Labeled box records
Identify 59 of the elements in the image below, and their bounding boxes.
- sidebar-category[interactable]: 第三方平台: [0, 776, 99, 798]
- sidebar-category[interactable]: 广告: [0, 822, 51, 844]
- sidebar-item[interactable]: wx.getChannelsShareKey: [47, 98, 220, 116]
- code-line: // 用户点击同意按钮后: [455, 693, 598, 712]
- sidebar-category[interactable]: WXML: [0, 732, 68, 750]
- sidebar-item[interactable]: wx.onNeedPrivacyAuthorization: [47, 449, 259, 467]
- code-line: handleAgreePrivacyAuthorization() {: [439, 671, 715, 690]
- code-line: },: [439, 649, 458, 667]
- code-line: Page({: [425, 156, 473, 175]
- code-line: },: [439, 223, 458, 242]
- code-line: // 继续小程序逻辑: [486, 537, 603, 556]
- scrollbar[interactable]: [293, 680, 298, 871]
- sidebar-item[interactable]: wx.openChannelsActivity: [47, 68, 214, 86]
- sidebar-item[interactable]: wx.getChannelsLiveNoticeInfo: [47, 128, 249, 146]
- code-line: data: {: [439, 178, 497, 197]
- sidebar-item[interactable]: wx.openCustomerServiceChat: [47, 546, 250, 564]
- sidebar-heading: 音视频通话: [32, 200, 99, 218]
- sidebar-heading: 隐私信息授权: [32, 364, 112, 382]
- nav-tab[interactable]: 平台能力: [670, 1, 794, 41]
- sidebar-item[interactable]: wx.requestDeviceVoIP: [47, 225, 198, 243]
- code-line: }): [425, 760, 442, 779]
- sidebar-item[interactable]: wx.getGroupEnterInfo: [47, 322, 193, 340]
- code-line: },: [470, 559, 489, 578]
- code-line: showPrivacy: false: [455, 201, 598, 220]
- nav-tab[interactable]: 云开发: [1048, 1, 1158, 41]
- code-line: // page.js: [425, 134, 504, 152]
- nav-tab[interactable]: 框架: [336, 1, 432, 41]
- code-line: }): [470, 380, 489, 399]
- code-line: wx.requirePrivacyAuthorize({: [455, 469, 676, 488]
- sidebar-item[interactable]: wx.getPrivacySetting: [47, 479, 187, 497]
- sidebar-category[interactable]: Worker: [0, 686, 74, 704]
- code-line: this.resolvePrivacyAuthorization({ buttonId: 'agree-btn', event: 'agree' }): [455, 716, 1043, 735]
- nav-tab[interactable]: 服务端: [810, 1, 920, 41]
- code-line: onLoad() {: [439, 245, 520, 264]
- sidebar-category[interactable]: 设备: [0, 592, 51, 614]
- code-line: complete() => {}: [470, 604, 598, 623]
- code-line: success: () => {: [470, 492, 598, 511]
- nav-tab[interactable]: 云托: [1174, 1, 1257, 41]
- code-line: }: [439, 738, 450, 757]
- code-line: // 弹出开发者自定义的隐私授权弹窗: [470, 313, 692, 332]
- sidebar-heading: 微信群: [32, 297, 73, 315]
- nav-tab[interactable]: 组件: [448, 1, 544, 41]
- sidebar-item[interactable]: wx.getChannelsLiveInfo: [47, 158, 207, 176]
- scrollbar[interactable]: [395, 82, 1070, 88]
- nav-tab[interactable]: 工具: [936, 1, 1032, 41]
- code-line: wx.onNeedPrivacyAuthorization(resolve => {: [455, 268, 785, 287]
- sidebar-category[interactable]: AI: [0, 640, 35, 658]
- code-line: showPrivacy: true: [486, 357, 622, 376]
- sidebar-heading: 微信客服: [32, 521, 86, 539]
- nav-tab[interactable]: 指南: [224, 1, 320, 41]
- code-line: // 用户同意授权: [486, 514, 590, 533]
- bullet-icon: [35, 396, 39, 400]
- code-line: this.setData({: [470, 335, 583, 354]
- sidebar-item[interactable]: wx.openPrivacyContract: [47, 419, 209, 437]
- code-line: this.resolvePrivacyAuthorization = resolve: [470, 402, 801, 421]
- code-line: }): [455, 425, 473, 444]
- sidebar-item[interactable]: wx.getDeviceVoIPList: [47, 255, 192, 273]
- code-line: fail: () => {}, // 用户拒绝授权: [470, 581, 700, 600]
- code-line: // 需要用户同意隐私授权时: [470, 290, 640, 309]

* [What is asked]:
Rewrite these lines as a JSON list of strings, with one string per line and blank lines omitted.

* [Answer for the task]:
[
  "Identify 59 of the elements in the image below, and their bounding boxes.",
  "- sidebar-category[interactable]: 第三方平台: [0, 776, 99, 798]",
  "- sidebar-category[interactable]: 广告: [0, 822, 51, 844]",
  "- sidebar-item[interactable]: wx.getChannelsShareKey: [47, 98, 220, 116]",
  "- code-line: // 用户点击同意按钮后: [455, 693, 598, 712]",
  "- sidebar-category[interactable]: WXML: [0, 732, 68, 750]",
  "- sidebar-item[interactable]: wx.onNeedPrivacyAuthorization: [47, 449, 259, 467]",
  "- code-line: handleAgreePrivacyAuthorization() {: [439, 671, 715, 690]",
  "- code-line: },: [439, 649, 458, 667]",
  "- code-line: Page({: [425, 156, 473, 175]",
  "- code-line: },: [439, 223, 458, 242]",
  "- code-line: // 继续小程序逻辑: [486, 537, 603, 556]",
  "- scrollbar[interactable]: [293, 680, 298, 871]",
  "- sidebar-item[interactable]: wx.openChannelsActivity: [47, 68, 214, 86]",
  "- sidebar-item[interactable]: wx.getChannelsLiveNoticeInfo: [47, 128, 249, 146]",
  "- code-line: data: {: [439, 178, 497, 197]",
  "- sidebar-item[interactable]: wx.openCustomerServiceChat: [47, 546, 250, 564]",
  "- sidebar-heading: 音视频通话: [32, 200, 99, 218]",
  "- sidebar-heading: 隐私信息授权: [32, 364, 112, 382]",
  "- nav-tab[interactable]: 平台能力: [670, 1, 794, 41]",
  "- sidebar-item[interactable]: wx.requestDeviceVoIP: [47, 225, 198, 243]",
  "- code-line: }): [425, 760, 442, 779]",
  "- sidebar-item[interactable]: wx.getGroupEnterInfo: [47, 322, 193, 340]",
  "- code-line: },: [470, 559, 489, 578]",
  "- code-line: showPrivacy: false: [455, 201, 598, 220]",
  "- nav-tab[interactable]: 云开发: [1048, 1, 1158, 41]",
  "- code-line: // page.js: [425, 134, 504, 152]",
  "- nav-tab[interactable]: 框架: [336, 1, 432, 41]",
  "- code-line: }): [470, 380, 489, 399]",
  "- code-line: wx.requirePrivacyAuthorize({: [455, 469, 676, 488]",
  "- sidebar-item[interactable]: wx.getPrivacySetting: [47, 479, 187, 497]",
  "- sidebar-category[interactable]: Worker: [0, 686, 74, 704]",
  "- code-line: this.resolvePrivacyAuthorization({ buttonId: 'agree-btn', event: 'agree' }): [455, 716, 1043, 735]",
  "- nav-tab[interactable]: 服务端: [810, 1, 920, 41]",
  "- code-line: onLoad() {: [439, 245, 520, 264]",
  "- sidebar-category[interactable]: 设备: [0, 592, 51, 614]",
  "- code-line: complete() => {}: [470, 604, 598, 623]",
  "- code-line: success: () => {: [470, 492, 598, 511]",
  "- nav-tab[interactable]: 云托: [1174, 1, 1257, 41]",
  "- code-line: }: [439, 738, 450, 757]",
  "- code-line: // 弹出开发者自定义的隐私授权弹窗: [470, 313, 692, 332]",
  "- sidebar-heading: 微信群: [32, 297, 73, 315]",
  "- nav-tab[interactable]: 组件: [448, 1, 544, 41]",
  "- sidebar-item[interactable]: wx.getChannelsLiveInfo: [47, 158, 207, 176]",
  "- scrollbar[interactable]: [395, 82, 1070, 88]",
  "- nav-tab[interactable]: 工具: [936, 1, 1032, 41]",
  "- code-line: wx.onNeedPrivacyAuthorization(resolve => {: [455, 268, 785, 287]",
  "- sidebar-category[interactable]: AI: [0, 640, 35, 658]",
  "- code-line: showPrivacy: true: [486, 357, 622, 376]",
  "- sidebar-heading: 微信客服: [32, 521, 86, 539]",
  "- nav-tab[interactable]: 指南: [224, 1, 320, 41]",
  "- code-line: // 用户同意授权: [486, 514, 590, 533]",
  "- bullet-icon: [35, 396, 39, 400]",
  "- code-line: this.setData({: [470, 335, 583, 354]",
  "- sidebar-item[interactable]: wx.openPrivacyContract: [47, 419, 209, 437]",
  "- code-line: this.resolvePrivacyAuthorization = resolve: [470, 402, 801, 421]",
  "- code-line: }): [455, 425, 473, 444]",
  "- sidebar-item[interactable]: wx.getDeviceVoIPList: [47, 255, 192, 273]",
  "- code-line: fail: () => {}, // 用户拒绝授权: [470, 581, 700, 600]",
  "- code-line: // 需要用户同意隐私授权时: [470, 290, 640, 309]"
]